* Start *
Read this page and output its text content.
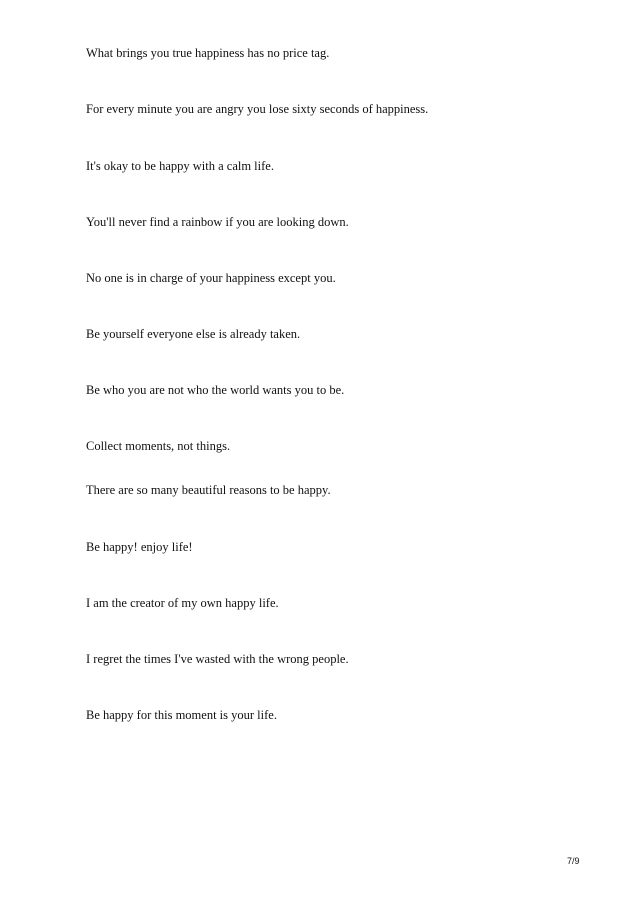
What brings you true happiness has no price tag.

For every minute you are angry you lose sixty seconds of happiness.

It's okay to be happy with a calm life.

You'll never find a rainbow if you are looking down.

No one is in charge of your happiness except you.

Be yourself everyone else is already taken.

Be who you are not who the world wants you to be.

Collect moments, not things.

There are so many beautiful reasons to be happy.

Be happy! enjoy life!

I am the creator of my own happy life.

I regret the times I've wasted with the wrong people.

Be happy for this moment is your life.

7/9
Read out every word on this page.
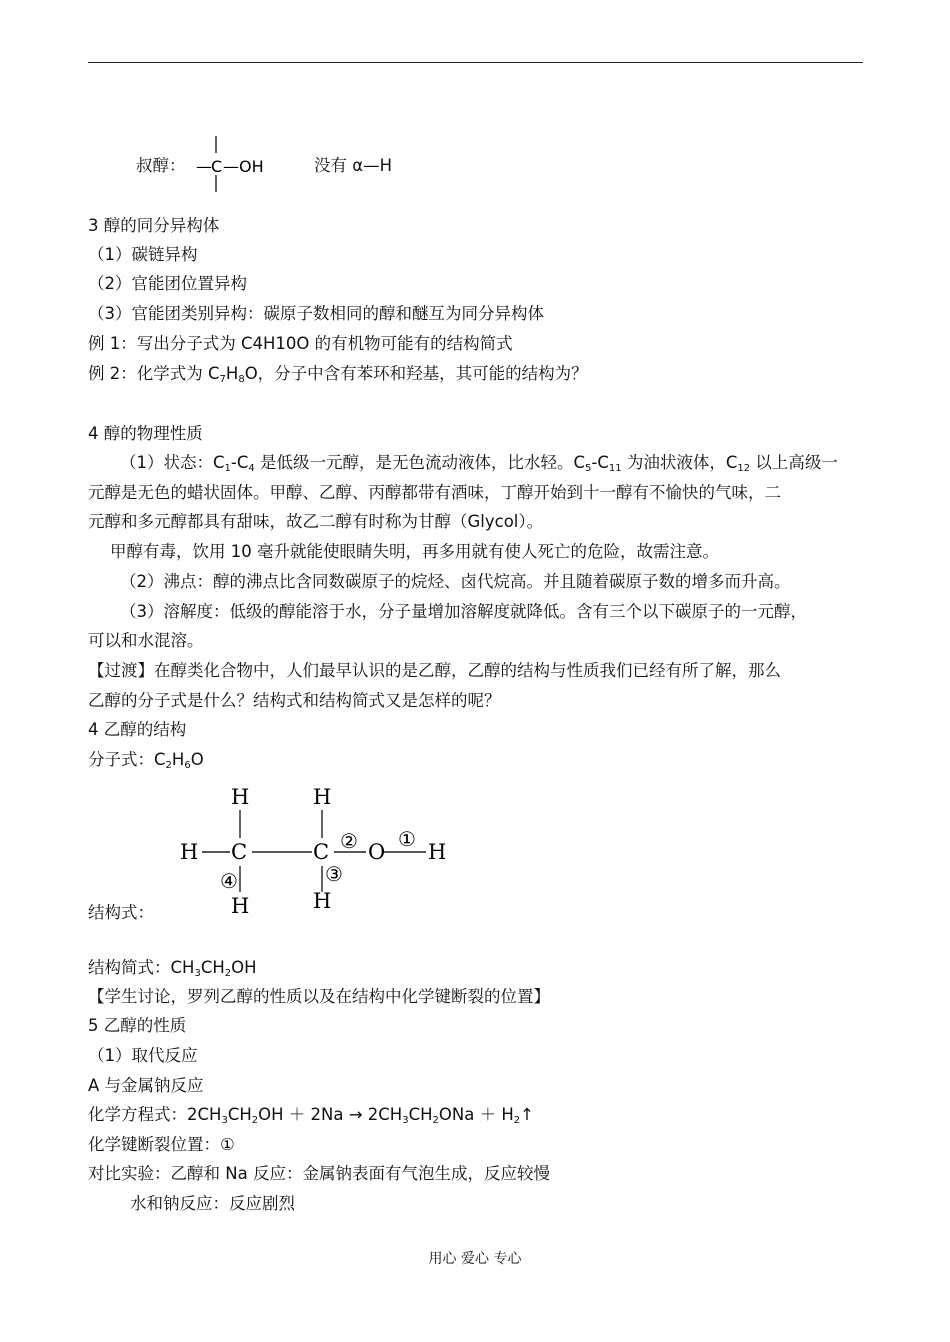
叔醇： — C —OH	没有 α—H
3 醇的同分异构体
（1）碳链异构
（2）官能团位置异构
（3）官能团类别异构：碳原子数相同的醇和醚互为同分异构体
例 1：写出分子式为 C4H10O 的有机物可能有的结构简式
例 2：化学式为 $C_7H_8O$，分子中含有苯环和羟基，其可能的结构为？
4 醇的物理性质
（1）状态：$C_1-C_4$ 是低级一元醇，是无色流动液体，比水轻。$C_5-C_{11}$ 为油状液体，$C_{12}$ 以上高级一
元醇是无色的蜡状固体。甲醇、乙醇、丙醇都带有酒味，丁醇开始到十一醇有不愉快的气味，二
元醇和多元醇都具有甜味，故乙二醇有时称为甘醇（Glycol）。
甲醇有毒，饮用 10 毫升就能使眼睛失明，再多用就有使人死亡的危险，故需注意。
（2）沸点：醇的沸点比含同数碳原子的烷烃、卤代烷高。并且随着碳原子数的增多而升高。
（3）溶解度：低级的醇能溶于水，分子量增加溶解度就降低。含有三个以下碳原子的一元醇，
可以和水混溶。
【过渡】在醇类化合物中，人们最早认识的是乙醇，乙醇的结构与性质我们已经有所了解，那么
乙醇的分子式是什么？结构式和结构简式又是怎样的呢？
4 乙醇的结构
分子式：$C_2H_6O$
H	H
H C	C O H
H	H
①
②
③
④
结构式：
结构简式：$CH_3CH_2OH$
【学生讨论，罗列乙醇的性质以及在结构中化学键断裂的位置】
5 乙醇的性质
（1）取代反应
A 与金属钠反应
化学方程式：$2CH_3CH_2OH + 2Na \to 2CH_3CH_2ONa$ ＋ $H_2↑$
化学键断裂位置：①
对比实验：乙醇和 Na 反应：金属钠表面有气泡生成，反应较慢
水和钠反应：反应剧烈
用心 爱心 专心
* End *
* Start *
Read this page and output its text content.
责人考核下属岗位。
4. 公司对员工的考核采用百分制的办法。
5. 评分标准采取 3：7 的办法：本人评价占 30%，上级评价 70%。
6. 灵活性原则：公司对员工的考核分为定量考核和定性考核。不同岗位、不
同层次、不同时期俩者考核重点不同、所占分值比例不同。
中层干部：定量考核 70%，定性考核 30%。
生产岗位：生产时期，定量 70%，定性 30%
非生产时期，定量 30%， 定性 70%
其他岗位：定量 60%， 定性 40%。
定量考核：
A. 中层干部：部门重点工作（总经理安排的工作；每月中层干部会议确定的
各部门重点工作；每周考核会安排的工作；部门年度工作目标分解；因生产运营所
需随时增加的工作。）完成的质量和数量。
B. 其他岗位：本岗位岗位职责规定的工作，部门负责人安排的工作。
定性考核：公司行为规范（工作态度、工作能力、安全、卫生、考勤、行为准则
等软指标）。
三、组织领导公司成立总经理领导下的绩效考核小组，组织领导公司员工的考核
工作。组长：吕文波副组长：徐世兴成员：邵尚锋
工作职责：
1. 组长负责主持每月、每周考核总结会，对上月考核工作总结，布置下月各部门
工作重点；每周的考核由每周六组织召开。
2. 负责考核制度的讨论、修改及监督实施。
* End *
» **Exercise directions**: Copy each line containing the word "其他岗位" from the data.

» **Answer to the task**:
其他岗位：定量 60%， 定性 40%。
B. 其他岗位：本岗位岗位职责规定的工作，部门负责人安排的工作。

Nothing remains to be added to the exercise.